───── Information shown ─────

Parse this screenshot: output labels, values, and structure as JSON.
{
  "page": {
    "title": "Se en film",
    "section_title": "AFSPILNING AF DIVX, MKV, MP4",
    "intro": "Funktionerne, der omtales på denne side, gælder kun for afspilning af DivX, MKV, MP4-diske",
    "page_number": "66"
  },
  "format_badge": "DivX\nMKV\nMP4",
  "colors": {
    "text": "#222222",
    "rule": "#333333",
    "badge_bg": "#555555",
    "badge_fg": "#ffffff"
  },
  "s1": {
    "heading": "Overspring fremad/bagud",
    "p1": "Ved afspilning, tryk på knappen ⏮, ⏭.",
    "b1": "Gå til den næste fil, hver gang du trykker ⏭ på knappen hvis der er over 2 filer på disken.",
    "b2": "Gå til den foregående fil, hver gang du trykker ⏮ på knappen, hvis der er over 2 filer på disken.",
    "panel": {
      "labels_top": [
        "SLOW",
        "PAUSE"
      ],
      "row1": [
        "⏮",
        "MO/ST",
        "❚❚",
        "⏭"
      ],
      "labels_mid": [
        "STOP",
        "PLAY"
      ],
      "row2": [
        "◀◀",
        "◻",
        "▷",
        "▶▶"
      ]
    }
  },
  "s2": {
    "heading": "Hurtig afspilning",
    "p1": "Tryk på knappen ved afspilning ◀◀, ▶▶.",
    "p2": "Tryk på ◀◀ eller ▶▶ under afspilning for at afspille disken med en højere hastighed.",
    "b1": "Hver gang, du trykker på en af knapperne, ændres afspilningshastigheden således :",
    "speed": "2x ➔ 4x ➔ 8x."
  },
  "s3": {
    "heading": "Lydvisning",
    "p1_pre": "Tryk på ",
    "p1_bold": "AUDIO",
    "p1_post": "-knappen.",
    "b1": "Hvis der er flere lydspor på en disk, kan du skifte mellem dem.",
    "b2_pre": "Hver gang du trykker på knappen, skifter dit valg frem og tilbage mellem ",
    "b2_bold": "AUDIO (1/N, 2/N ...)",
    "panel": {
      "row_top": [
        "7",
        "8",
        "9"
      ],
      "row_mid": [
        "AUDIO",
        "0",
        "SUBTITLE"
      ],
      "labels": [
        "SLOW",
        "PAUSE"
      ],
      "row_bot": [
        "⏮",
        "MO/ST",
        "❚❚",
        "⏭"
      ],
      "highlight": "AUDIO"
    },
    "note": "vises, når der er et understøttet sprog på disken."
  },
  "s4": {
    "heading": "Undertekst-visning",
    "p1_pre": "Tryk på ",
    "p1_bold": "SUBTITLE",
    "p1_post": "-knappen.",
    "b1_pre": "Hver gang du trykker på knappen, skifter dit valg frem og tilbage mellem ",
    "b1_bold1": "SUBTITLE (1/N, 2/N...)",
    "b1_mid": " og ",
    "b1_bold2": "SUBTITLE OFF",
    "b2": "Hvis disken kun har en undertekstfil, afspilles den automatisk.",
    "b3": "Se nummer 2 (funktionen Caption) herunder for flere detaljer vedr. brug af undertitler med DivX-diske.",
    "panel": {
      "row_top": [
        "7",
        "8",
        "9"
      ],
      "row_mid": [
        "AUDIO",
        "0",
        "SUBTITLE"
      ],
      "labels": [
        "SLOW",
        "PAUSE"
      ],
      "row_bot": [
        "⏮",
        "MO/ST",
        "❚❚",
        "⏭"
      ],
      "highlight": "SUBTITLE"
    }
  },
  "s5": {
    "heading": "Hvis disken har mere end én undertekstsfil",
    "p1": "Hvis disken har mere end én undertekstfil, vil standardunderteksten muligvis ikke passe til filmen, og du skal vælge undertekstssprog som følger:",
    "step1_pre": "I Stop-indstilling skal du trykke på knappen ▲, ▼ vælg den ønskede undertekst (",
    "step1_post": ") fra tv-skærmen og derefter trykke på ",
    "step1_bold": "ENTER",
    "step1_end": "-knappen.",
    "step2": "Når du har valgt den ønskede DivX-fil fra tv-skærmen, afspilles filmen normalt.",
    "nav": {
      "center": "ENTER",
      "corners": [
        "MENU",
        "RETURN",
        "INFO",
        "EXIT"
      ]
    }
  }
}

─────

Written exercise: Give nothing but the number of lines containing the string "gang".

The result: 5